## The task
Pick out the lines below with "grid" and list them.

## Listing
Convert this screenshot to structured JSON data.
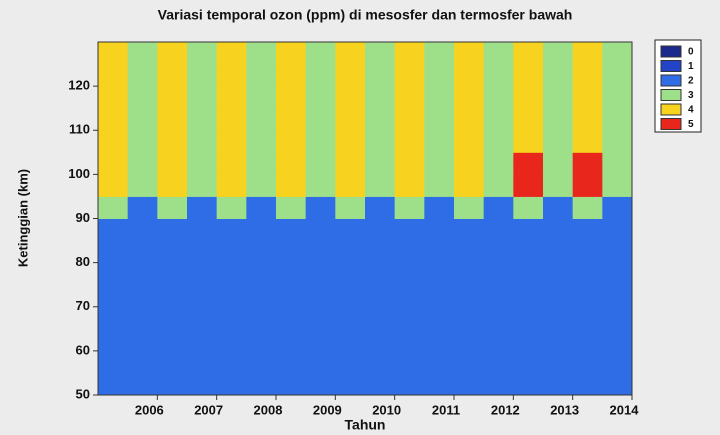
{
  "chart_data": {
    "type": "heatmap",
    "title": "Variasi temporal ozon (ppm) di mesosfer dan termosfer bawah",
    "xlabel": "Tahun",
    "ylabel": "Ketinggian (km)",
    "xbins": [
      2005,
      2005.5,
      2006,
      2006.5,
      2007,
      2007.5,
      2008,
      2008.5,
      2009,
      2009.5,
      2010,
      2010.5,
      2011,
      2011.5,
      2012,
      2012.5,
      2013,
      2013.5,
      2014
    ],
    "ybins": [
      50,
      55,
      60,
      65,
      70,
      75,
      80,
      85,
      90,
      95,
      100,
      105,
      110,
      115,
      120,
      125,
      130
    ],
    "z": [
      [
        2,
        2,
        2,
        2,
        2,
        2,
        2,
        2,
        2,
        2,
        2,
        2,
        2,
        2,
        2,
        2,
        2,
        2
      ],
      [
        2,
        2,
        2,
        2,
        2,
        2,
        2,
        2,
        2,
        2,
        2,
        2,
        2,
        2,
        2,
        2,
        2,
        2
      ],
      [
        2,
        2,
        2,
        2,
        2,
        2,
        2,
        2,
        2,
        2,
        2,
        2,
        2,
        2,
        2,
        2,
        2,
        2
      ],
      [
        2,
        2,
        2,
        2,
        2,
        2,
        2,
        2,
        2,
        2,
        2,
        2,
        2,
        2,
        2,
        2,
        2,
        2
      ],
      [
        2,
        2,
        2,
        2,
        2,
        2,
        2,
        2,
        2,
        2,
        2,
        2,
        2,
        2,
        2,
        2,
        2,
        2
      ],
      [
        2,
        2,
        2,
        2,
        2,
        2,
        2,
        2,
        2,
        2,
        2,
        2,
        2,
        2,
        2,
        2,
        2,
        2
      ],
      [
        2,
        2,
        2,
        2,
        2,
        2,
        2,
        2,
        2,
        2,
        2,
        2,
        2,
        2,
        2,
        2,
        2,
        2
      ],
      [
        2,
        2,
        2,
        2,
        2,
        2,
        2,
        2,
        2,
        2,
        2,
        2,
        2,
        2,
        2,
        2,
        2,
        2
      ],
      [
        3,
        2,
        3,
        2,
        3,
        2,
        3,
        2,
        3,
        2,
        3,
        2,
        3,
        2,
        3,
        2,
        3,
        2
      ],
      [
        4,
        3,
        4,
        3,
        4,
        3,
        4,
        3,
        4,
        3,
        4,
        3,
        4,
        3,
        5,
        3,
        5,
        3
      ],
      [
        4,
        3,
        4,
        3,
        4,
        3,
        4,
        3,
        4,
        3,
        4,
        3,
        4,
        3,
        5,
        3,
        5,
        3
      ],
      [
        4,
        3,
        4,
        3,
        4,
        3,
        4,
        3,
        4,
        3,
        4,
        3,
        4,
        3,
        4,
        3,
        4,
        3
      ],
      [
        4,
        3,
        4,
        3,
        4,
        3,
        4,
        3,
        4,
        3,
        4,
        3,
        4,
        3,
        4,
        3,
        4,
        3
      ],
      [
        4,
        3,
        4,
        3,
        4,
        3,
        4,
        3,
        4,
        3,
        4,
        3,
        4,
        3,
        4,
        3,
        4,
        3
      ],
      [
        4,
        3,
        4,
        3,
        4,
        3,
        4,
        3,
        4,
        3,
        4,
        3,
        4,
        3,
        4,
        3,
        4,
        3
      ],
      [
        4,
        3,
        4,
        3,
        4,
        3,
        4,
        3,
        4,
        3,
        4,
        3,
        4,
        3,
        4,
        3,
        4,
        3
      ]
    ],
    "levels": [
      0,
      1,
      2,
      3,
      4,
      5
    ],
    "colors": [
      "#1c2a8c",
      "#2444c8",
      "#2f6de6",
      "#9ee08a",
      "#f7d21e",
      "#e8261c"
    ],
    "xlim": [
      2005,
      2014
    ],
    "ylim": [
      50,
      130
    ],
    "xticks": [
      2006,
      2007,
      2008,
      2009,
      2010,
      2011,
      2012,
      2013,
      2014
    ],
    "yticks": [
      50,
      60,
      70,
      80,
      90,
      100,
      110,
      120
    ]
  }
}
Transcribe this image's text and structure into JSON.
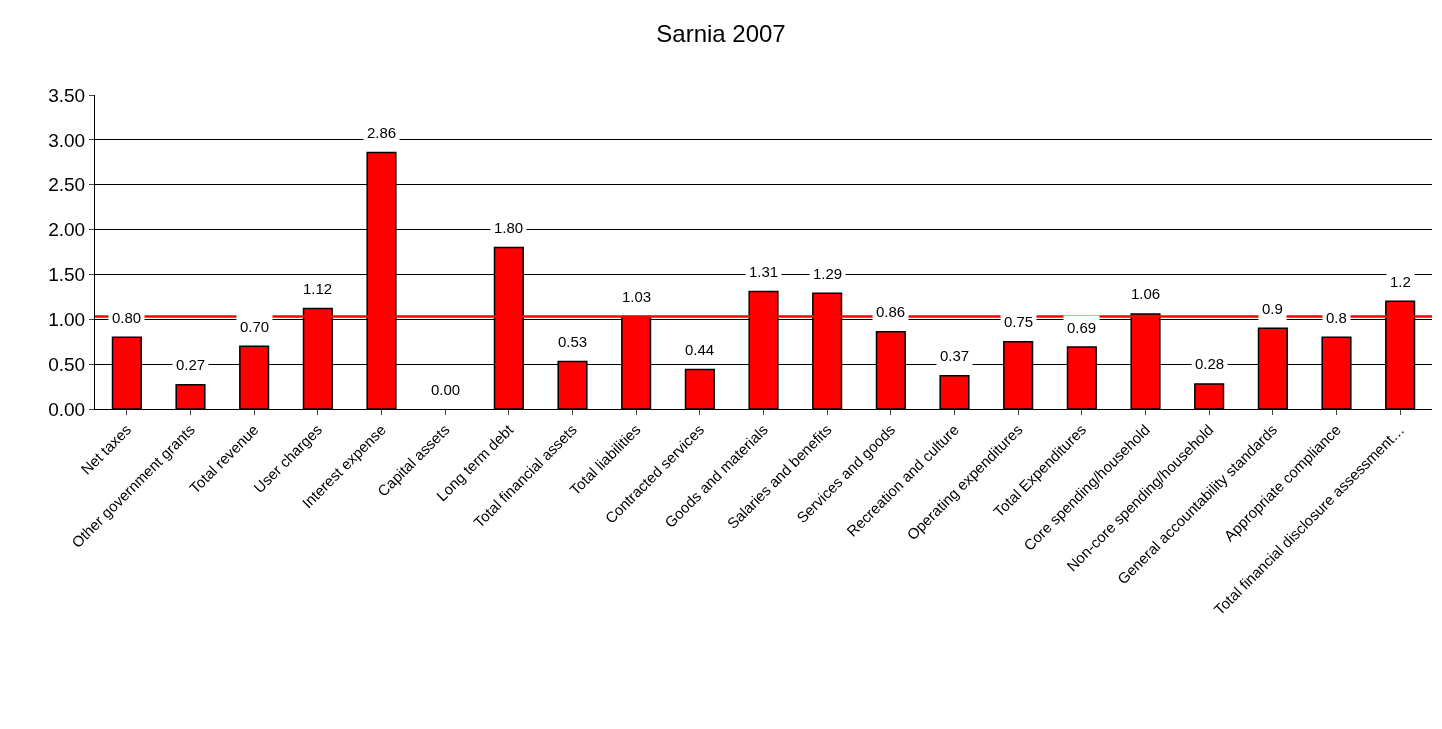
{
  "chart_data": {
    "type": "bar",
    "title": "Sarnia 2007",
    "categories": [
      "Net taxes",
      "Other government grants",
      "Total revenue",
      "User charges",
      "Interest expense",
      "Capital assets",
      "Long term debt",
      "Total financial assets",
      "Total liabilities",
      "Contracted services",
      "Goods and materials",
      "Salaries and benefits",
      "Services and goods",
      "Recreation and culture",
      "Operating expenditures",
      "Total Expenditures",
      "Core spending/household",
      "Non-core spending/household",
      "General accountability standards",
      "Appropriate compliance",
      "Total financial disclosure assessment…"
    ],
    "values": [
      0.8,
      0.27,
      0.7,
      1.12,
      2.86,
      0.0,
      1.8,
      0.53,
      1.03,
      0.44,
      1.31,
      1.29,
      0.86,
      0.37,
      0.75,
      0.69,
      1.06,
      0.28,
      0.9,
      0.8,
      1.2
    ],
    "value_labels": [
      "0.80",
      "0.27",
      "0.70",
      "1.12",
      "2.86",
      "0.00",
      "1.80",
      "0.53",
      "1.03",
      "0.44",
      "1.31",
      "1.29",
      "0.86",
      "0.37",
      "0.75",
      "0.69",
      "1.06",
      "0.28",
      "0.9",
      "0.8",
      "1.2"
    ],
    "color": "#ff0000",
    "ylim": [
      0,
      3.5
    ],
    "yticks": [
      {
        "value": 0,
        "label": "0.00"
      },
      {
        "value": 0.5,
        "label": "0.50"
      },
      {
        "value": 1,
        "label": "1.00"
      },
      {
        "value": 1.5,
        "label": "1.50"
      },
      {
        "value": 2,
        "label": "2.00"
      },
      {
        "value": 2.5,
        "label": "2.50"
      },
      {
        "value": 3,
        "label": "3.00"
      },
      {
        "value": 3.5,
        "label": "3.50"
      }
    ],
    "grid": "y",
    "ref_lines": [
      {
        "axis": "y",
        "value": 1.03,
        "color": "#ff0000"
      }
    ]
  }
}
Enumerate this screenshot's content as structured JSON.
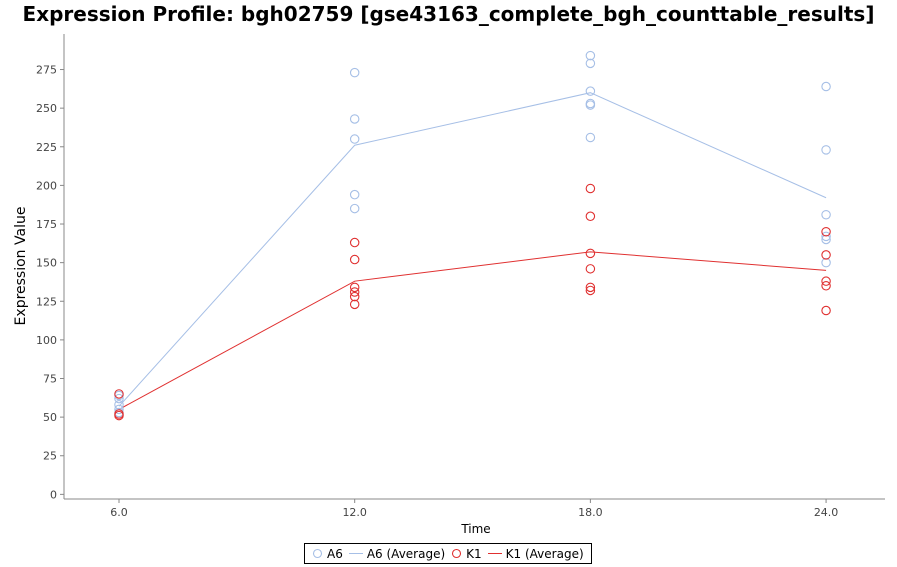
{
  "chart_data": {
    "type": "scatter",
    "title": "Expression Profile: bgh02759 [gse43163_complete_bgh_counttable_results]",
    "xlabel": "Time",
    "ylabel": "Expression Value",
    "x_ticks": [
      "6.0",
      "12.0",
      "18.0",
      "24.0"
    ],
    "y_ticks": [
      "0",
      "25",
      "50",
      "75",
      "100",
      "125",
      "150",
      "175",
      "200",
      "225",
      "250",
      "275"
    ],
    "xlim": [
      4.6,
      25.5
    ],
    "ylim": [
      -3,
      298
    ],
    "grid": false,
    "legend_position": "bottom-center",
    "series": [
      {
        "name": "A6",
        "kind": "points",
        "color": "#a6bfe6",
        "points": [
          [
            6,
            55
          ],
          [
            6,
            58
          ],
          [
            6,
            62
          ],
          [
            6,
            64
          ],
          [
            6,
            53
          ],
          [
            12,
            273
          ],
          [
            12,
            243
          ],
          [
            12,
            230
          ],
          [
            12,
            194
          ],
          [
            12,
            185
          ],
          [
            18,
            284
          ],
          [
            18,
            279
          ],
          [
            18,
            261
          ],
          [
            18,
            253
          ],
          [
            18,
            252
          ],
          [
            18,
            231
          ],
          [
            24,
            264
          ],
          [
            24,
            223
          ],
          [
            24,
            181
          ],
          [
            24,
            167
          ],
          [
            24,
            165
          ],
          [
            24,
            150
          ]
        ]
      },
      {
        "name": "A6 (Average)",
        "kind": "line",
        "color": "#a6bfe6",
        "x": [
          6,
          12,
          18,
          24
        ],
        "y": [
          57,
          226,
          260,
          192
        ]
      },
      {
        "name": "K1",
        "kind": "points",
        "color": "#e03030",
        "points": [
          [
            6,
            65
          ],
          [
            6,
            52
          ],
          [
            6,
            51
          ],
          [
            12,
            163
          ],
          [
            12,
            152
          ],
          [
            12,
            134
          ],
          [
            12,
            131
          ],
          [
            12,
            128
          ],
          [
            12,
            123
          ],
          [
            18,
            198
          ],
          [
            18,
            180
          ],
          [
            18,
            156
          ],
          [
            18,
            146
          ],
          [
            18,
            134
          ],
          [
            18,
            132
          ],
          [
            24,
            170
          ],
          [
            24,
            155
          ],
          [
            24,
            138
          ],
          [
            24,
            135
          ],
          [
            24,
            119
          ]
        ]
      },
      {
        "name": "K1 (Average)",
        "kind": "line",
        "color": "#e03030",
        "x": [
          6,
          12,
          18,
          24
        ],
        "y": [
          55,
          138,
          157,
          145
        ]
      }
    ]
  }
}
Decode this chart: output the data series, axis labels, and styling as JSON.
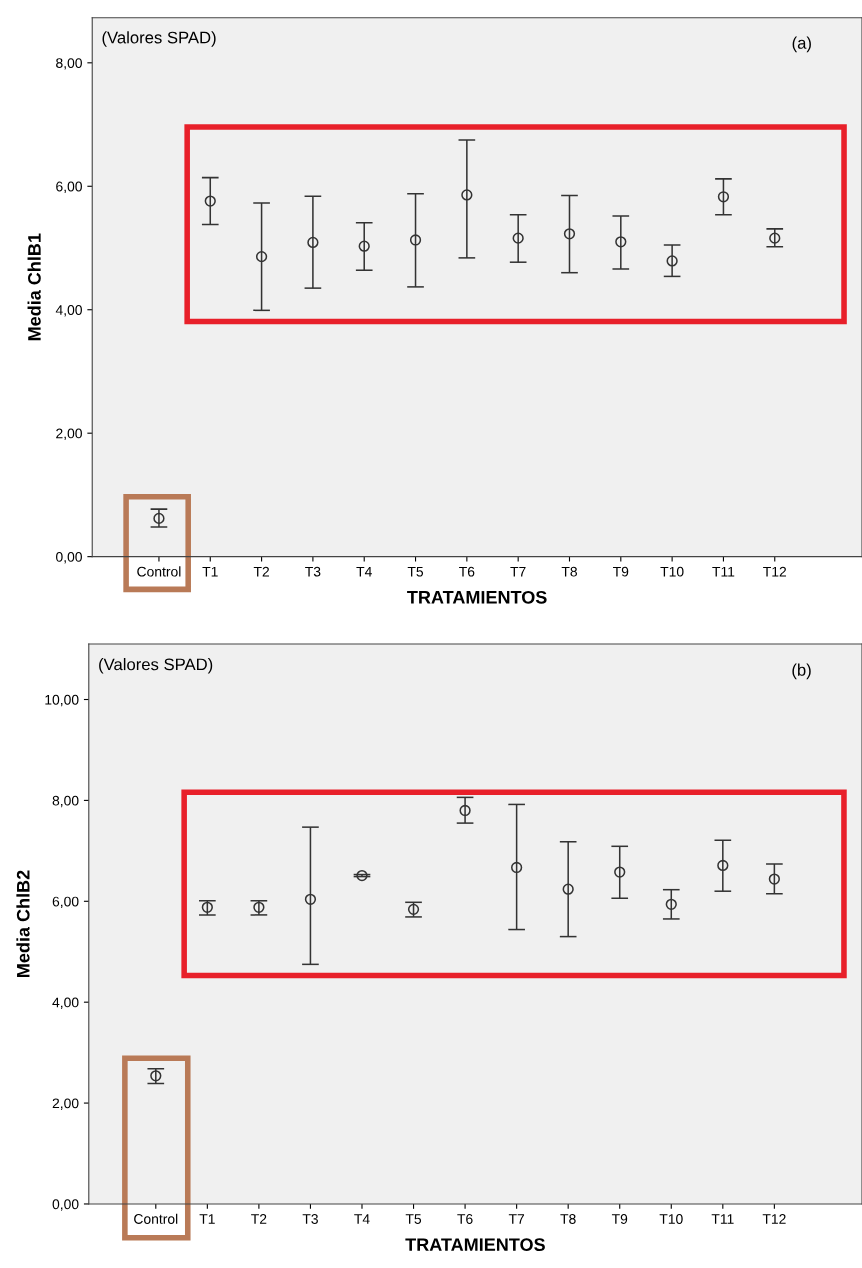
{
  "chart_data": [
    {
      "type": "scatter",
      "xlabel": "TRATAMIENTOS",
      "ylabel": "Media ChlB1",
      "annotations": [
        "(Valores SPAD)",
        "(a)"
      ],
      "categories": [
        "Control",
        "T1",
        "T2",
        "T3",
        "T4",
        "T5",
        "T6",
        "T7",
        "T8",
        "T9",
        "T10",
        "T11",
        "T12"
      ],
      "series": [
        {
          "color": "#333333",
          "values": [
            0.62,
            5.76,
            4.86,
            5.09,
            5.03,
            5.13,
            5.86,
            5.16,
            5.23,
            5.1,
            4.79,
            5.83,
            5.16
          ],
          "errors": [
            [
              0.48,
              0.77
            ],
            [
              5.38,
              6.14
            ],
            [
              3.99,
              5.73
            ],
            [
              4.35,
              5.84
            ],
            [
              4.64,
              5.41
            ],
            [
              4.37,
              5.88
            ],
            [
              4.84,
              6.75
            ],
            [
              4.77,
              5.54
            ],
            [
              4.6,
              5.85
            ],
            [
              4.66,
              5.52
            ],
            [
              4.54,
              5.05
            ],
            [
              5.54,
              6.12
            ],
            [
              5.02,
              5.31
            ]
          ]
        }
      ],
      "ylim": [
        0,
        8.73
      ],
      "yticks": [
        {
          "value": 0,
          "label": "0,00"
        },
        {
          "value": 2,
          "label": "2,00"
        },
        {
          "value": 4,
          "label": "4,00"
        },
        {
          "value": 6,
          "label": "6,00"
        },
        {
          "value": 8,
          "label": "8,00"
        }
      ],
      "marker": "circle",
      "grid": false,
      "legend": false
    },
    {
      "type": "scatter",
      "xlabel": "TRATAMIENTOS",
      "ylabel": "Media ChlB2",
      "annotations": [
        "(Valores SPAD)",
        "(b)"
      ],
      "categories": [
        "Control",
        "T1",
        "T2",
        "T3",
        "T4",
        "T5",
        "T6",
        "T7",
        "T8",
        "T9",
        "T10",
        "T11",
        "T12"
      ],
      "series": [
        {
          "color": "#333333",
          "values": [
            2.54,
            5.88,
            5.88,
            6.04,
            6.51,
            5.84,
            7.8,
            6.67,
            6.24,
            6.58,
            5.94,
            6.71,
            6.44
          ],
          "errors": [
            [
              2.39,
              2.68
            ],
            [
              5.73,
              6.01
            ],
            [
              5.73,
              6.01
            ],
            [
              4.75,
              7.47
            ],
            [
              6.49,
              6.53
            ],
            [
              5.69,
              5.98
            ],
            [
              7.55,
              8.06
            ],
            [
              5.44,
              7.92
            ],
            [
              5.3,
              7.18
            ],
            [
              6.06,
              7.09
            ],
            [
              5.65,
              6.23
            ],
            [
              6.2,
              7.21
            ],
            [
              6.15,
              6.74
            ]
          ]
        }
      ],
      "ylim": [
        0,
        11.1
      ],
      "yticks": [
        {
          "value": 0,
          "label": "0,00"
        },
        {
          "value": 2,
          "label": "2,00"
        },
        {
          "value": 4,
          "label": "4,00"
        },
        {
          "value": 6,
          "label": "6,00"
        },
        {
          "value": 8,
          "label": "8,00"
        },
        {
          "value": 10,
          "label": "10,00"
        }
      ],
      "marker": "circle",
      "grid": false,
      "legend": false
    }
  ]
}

## Task answer
    "grid": "y",
    "grid": false,
      "grid": false,
      "grid": false,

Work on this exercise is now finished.